__What you are asked to do__. Without the images, write out the whole listing exactly.
BEGIN
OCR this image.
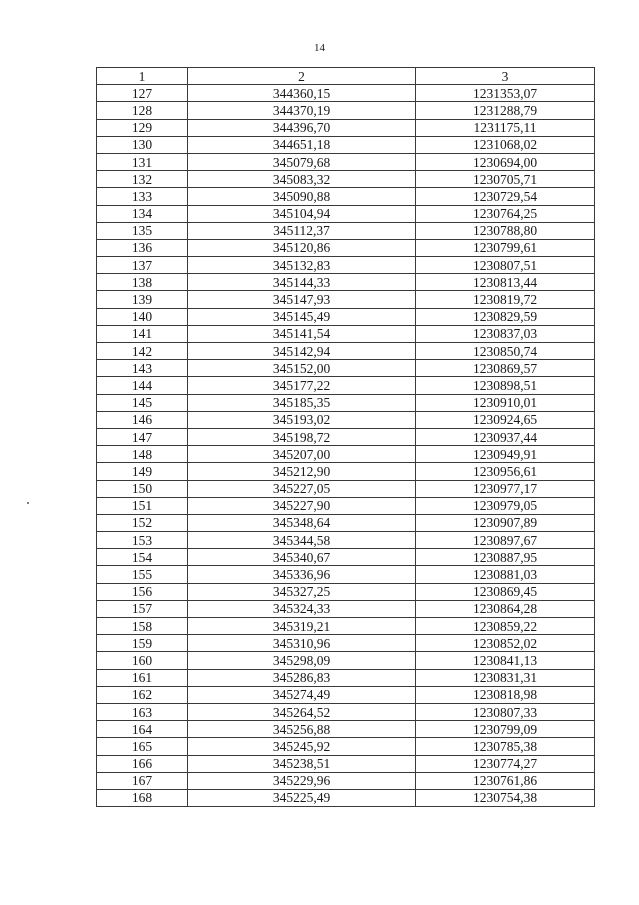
14
1	2	3
127	344360,15	1231353,07
128	344370,19	1231288,79
129	344396,70	1231175,11
130	344651,18	1231068,02
131	345079,68	1230694,00
132	345083,32	1230705,71
133	345090,88	1230729,54
134	345104,94	1230764,25
135	345112,37	1230788,80
136	345120,86	1230799,61
137	345132,83	1230807,51
138	345144,33	1230813,44
139	345147,93	1230819,72
140	345145,49	1230829,59
141	345141,54	1230837,03
142	345142,94	1230850,74
143	345152,00	1230869,57
144	345177,22	1230898,51
145	345185,35	1230910,01
146	345193,02	1230924,65
147	345198,72	1230937,44
148	345207,00	1230949,91
149	345212,90	1230956,61
150	345227,05	1230977,17
151	345227,90	1230979,05
152	345348,64	1230907,89
153	345344,58	1230897,67
154	345340,67	1230887,95
155	345336,96	1230881,03
156	345327,25	1230869,45
157	345324,33	1230864,28
158	345319,21	1230859,22
159	345310,96	1230852,02
160	345298,09	1230841,13
161	345286,83	1230831,31
162	345274,49	1230818,98
163	345264,52	1230807,33
164	345256,88	1230799,09
165	345245,92	1230785,38
166	345238,51	1230774,27
167	345229,96	1230761,86
168	345225,49	1230754,38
END
__Output for this exercise__.
OCR this image.
14
1	2	3
127	344360,15	1231353,07
128	344370,19	1231288,79
129	344396,70	1231175,11
130	344651,18	1231068,02
131	345079,68	1230694,00
132	345083,32	1230705,71
133	345090,88	1230729,54
134	345104,94	1230764,25
135	345112,37	1230788,80
136	345120,86	1230799,61
137	345132,83	1230807,51
138	345144,33	1230813,44
139	345147,93	1230819,72
140	345145,49	1230829,59
141	345141,54	1230837,03
142	345142,94	1230850,74
143	345152,00	1230869,57
144	345177,22	1230898,51
145	345185,35	1230910,01
146	345193,02	1230924,65
147	345198,72	1230937,44
148	345207,00	1230949,91
149	345212,90	1230956,61
150	345227,05	1230977,17
151	345227,90	1230979,05
152	345348,64	1230907,89
153	345344,58	1230897,67
154	345340,67	1230887,95
155	345336,96	1230881,03
156	345327,25	1230869,45
157	345324,33	1230864,28
158	345319,21	1230859,22
159	345310,96	1230852,02
160	345298,09	1230841,13
161	345286,83	1230831,31
162	345274,49	1230818,98
163	345264,52	1230807,33
164	345256,88	1230799,09
165	345245,92	1230785,38
166	345238,51	1230774,27
167	345229,96	1230761,86
168	345225,49	1230754,38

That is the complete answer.